Button(ボタン)

Button(ボタン)

ボタンのようなUIの中の単一の部品の事を Component(コンポーネント = 要素) と呼びます。今回はボタン要素の作り方を見ていきます。

HTML + JavaScript(以降JS)での実装例

まずはごく標準的なボタンから見ていきたいと思います。 以下のサンプルの "Run Pen" を押してみてください。

そうすると↑の画面にこのようなボタンが現れます。

これは任意のHTML/CSS/JSを実行できる CodePen というサービスを利用しています。実際に動くボタンが表示されているので、表示されたボタンをクリックしてみます。パッと押しても何も置きないのですが、ブラウザの開発者ツール(Chromeの場合は command + option + i キーを押すと表示される)のコンソール(Console)タブを見てみると、こういったログが出力されています。

Webページ(HTML + CSS + JS)の開発では通常のバックエンド開発のようなターミナル(Windowsでいうコマンドプロンプト)を使う他に、ブラウザに組み込まれたコンソールを使う。という事を覚えておいてください。

--------------------------------------------------

• [資料に関する設問]:
**1.** ボタンに関する文書について、次の問いに答えてください。
(a) ボタンのようなUIの中の単一の部品は何と呼ばれていますか。
(b) 任意のHTML/CSS/JSを実行するために利用しているサービスの名前は何ですか。
(c) Chromeの場合、開発者ツールはどのキーを押すと表示されますか。
**2.** ボタンに関する文書から、「ボタンのようなUIの中の単一の部品の事を Component(コンポーネント = 要素)」という語句を含む箇所で始まり、「そうすると↑の画面にこのようなボタンが現れます。」で終わる部分を、そのまま抜き出してください。

• [文書構造認識データ]:
--------------------------------------------------

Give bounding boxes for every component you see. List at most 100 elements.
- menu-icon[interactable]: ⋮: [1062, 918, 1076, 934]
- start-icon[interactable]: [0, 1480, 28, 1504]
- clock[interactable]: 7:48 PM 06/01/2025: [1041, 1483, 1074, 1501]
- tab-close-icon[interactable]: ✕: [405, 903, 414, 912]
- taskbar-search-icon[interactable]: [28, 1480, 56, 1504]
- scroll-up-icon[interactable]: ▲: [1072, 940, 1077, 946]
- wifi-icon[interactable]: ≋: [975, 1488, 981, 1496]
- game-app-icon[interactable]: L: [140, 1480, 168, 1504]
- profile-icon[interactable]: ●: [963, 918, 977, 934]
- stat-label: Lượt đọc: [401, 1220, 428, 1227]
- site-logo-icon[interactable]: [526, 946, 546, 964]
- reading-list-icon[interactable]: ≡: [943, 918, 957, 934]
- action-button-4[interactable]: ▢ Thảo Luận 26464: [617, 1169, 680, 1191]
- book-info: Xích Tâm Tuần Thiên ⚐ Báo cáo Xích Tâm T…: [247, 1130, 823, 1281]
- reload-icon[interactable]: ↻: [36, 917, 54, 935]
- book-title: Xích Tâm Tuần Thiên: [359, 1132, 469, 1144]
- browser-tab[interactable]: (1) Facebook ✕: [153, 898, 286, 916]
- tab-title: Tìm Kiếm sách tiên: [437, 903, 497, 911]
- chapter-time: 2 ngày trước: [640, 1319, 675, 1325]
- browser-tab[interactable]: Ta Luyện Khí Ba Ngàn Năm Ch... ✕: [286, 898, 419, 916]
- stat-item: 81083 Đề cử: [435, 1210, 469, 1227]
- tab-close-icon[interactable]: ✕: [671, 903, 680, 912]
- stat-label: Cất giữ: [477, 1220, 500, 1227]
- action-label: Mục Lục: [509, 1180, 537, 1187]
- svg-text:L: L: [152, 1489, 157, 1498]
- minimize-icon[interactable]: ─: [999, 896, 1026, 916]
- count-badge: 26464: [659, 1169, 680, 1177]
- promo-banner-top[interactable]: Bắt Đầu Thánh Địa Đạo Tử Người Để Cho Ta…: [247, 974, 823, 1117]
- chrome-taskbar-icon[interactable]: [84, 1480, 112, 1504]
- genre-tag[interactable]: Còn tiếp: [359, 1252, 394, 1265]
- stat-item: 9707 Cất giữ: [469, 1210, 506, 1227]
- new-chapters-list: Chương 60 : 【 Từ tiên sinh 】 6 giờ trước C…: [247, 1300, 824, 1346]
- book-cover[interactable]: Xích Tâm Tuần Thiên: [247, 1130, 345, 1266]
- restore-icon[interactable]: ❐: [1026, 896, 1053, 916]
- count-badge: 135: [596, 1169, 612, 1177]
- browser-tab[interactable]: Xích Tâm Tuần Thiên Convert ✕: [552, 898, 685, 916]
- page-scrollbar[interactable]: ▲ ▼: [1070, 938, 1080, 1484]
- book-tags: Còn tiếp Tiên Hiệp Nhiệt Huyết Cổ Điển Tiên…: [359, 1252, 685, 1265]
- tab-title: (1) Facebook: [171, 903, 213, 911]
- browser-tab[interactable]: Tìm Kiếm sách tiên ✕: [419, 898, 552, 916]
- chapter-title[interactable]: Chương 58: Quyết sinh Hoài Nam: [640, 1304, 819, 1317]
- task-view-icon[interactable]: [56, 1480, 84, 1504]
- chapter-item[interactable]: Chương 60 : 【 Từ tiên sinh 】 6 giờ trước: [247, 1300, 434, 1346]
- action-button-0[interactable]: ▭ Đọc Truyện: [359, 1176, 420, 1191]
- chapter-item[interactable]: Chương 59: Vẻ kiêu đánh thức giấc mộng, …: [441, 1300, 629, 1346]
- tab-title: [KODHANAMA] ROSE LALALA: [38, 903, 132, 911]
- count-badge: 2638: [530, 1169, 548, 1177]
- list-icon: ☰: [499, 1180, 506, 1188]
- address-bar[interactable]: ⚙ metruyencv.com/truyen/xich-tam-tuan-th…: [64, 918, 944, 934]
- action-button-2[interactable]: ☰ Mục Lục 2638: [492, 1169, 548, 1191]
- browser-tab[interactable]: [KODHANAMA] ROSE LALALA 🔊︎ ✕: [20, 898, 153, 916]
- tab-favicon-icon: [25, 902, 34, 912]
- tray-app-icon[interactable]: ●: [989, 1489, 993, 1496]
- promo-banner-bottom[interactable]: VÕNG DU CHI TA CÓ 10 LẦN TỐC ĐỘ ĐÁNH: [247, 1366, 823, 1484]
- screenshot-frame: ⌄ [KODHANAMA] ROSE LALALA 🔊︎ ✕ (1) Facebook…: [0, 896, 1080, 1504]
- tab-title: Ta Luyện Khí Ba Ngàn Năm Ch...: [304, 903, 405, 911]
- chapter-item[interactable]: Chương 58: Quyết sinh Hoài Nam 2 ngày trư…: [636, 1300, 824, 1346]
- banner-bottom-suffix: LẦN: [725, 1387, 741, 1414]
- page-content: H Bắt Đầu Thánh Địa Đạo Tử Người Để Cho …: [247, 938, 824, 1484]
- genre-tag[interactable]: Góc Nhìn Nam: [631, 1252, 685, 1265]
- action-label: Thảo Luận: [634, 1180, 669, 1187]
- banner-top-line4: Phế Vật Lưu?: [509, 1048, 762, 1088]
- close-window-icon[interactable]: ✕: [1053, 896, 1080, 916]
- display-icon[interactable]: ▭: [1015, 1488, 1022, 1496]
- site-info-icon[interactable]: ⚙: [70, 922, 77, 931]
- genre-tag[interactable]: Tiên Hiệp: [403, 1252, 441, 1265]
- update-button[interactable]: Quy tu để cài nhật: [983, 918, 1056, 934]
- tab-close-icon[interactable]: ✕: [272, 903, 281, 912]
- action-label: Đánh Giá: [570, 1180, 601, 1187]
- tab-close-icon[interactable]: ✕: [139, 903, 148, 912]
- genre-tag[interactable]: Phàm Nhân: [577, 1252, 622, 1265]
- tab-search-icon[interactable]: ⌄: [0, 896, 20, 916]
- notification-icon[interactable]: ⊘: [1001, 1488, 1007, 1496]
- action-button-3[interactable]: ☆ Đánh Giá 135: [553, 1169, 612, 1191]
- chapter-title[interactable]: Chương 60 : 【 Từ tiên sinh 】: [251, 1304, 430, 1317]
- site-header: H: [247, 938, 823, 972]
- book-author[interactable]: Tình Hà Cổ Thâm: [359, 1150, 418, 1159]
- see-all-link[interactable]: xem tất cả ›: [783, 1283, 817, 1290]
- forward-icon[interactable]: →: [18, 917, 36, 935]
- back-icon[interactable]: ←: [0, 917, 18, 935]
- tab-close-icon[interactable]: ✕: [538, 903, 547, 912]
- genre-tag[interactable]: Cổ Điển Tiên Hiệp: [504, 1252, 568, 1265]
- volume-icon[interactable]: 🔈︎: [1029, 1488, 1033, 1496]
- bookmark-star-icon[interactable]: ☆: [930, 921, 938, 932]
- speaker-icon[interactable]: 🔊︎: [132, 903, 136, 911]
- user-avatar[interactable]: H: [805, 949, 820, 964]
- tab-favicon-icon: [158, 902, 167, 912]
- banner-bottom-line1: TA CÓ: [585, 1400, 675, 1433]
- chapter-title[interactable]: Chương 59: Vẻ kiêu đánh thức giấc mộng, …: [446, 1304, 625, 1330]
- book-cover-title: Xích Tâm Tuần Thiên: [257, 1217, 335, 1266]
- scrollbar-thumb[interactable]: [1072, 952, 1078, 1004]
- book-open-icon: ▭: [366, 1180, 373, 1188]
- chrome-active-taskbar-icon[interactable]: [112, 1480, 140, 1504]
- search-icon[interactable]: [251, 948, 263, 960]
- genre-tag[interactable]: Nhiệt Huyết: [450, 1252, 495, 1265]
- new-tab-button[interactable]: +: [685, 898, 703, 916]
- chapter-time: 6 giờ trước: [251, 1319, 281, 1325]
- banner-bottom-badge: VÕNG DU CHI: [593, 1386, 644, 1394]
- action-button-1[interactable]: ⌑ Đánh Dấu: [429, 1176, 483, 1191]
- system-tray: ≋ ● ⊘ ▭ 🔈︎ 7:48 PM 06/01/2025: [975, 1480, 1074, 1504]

--------------------------------------------------

• [解答一覧]:
**1.**
(a) Component(コンポーネント = 要素)と呼ばれています。
(b) CodePenです。
(c) command + option + i キーです。

**2.**
ボタンのようなUIの中の単一の部品の事を Component(コンポーネント = 要素) と呼びます。今回はボタン要素の作り方を見ていきます。

HTML + JavaScript(以降JS)での実装例

まずはごく標準的なボタンから見ていきたいと思います。 以下のサンプルの "Run Pen" を押してみてください。

そうすると↑の画面にこのようなボタンが現れます。